▸ GIVEN REQUEST: Determine how many lines of the data below contain "label", then give only that number.
----- GIVEN ENTRIES -----
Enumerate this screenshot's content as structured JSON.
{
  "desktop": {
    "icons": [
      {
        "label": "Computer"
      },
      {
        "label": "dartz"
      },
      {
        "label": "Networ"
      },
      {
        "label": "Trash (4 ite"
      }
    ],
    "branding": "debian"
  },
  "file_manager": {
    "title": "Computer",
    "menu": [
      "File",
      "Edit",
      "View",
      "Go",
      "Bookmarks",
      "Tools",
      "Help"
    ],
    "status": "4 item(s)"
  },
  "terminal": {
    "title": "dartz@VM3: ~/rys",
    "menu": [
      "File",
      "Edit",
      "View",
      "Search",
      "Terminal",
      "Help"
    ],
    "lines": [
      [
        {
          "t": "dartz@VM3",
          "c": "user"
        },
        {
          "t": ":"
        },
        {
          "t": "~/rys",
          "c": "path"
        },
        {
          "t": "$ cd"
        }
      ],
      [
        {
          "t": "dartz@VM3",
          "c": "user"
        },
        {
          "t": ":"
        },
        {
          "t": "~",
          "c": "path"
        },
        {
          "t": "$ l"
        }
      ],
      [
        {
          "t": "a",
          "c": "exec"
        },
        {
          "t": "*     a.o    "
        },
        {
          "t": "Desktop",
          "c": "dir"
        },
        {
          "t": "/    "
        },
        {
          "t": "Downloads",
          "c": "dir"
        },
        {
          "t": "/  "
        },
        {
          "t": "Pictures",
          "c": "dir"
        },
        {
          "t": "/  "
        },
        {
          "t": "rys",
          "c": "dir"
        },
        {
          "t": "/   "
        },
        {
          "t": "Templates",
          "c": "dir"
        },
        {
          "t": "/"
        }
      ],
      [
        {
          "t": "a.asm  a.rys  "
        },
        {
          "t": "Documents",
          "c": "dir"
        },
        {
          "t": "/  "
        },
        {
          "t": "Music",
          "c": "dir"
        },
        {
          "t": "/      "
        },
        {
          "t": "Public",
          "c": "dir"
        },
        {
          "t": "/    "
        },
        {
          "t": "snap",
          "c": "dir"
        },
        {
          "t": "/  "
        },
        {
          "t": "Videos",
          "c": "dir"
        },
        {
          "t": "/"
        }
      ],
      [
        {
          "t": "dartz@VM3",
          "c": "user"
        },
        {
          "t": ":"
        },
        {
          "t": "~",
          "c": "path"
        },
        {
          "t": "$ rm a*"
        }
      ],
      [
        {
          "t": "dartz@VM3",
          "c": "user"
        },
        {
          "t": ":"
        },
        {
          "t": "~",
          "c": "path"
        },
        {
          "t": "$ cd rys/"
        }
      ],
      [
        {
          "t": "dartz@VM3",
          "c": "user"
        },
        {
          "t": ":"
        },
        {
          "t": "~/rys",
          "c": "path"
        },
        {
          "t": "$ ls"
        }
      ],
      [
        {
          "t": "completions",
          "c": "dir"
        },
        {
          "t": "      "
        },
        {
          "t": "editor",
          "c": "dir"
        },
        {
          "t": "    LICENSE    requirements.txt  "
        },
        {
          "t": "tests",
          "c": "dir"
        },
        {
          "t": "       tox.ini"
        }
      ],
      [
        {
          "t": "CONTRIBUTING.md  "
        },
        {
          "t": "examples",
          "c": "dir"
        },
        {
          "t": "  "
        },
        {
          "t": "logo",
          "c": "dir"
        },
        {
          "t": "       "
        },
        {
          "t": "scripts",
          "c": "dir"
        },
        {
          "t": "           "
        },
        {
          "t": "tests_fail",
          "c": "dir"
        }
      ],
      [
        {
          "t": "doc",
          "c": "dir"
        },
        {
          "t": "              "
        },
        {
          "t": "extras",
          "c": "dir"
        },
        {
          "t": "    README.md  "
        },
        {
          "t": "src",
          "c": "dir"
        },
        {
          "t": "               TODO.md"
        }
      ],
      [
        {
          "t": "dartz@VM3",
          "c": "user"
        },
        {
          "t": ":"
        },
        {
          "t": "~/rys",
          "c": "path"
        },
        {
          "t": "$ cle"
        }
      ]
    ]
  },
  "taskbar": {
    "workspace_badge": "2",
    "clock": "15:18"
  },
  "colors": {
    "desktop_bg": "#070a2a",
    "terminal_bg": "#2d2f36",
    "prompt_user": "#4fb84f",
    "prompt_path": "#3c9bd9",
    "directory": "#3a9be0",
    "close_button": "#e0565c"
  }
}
-----
▸ RESULT OF THIS EXERCISE: 4